> [Texto de leitura]
Assim, ou seja, pela doutrina eucarística, “o Catolicismo está
separado, por um abismo intransponível, de todas as outras religiões e,
especialmente, do Cristianismo evangélico”.
Em um artigo sobre a Ceia do Senhor assinado por Guillermo Hernández
Agüero, publicado no Site “Conoceréis la Verdad”, se faz uma fugaz
referência ao que “alguns Padres patrísticos” ensinam acerca do pão
eucarístico. Não me causa espanto a magra apresentação “patrística” que
ali se faz: uma das notas características do evangelismo fundamentalista
é precisamente a atitude sectária de rejeitar na prática – e
frequentemente também na teoria – a experiência e o pensamento dos
cristãos, mártires e santos, pastores e simples fiéis que viveram antes
de nós, sem excluir aquelas que são testemunhas valiosas da Igreja
Apostólica e Pós-Apostólica.

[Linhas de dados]
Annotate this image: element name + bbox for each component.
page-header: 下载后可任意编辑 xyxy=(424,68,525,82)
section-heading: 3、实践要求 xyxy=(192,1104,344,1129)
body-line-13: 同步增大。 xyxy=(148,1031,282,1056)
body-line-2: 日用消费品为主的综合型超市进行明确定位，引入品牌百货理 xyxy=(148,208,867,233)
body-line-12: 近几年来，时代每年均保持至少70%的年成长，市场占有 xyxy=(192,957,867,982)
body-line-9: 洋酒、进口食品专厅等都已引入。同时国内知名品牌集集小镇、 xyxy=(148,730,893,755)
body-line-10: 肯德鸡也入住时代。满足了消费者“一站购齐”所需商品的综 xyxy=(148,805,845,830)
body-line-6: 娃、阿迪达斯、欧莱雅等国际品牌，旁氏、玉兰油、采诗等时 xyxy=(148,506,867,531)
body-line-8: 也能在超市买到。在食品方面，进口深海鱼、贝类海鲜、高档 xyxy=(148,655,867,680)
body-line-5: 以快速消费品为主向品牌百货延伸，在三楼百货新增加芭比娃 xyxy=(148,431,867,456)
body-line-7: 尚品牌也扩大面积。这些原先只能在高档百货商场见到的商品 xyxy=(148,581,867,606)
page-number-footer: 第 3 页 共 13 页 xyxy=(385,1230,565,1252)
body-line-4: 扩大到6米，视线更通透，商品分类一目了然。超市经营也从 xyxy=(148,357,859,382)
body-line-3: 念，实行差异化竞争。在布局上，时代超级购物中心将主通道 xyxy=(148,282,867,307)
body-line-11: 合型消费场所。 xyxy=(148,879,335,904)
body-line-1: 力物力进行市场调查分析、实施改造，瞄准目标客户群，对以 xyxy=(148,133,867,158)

> [Tarefas]
[1] Segundo o texto sobre a doutrina eucarística, em que site foi publicado o artigo de Guillermo Hernández Agüero sobre a Ceia do Senhor?
[2] Extraia do texto sobre a doutrina eucarística o trecho que começa nas palavras "Em um artigo" e vai até "Apostólica e Pós-Apostólica.", inclusive.

> [Respostas]
[1] No site “Conoceréis la Verdad”.

[2]
Em um artigo sobre a Ceia do Senhor assinado por Guillermo Hernández
Agüero, publicado no Site “Conoceréis la Verdad”, se faz uma fugaz
referência ao que “alguns Padres patrísticos” ensinam acerca do pão
eucarístico. Não me causa espanto a magra apresentação “patrística” que
ali se faz: uma das notas características do evangelismo fundamentalista
é precisamente a atitude sectária de rejeitar na prática – e
frequentemente também na teoria – a experiência e o pensamento dos
cristãos, mártires e santos, pastores e simples fiéis que viveram antes
de nós, sem excluir aquelas que são testemunhas valiosas da Igreja
Apostólica e Pós-Apostólica.